▸ **Exercise instructions**
Below are the records; collect from them each line containing the string "customers".

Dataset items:

(begin)

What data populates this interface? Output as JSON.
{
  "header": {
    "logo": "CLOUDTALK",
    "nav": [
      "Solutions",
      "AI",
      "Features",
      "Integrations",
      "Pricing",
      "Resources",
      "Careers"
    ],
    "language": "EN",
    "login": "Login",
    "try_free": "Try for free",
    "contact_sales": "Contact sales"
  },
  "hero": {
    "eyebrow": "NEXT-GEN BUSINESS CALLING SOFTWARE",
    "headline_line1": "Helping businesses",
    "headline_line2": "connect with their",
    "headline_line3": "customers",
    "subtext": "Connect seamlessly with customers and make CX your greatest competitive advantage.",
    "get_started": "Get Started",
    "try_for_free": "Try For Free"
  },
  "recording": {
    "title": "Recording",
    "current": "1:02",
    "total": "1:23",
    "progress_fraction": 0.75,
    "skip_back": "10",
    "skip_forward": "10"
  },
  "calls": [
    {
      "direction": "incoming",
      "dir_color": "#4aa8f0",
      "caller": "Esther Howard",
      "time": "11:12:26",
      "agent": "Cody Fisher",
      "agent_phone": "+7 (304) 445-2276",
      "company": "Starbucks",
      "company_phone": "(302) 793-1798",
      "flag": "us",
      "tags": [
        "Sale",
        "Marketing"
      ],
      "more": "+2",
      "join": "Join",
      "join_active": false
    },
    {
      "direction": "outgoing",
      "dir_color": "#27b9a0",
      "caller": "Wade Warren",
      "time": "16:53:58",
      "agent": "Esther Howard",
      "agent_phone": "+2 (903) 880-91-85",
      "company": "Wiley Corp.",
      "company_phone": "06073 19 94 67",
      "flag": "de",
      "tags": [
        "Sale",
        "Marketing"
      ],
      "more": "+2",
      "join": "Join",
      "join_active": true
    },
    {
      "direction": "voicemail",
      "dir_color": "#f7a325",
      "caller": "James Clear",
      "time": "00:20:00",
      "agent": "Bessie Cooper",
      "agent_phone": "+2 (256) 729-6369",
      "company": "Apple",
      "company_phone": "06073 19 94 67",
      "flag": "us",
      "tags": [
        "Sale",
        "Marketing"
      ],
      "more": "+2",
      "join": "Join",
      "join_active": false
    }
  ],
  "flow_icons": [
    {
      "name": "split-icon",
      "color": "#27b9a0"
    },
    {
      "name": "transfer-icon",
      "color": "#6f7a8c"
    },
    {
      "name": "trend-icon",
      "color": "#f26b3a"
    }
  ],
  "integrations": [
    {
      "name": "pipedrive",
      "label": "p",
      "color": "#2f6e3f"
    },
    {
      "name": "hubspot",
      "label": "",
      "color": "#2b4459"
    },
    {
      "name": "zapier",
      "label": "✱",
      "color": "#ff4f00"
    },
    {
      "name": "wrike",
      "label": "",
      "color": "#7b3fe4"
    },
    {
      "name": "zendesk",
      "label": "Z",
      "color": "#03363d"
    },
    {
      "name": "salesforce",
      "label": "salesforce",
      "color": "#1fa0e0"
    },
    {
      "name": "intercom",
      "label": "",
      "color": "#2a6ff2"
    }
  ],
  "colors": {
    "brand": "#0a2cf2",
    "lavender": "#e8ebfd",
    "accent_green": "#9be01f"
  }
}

(end)

▸ **Correct result**
    "headline_line3": "customers",
    "subtext": "Connect seamlessly with customers and make CX your greatest competitive advantage.",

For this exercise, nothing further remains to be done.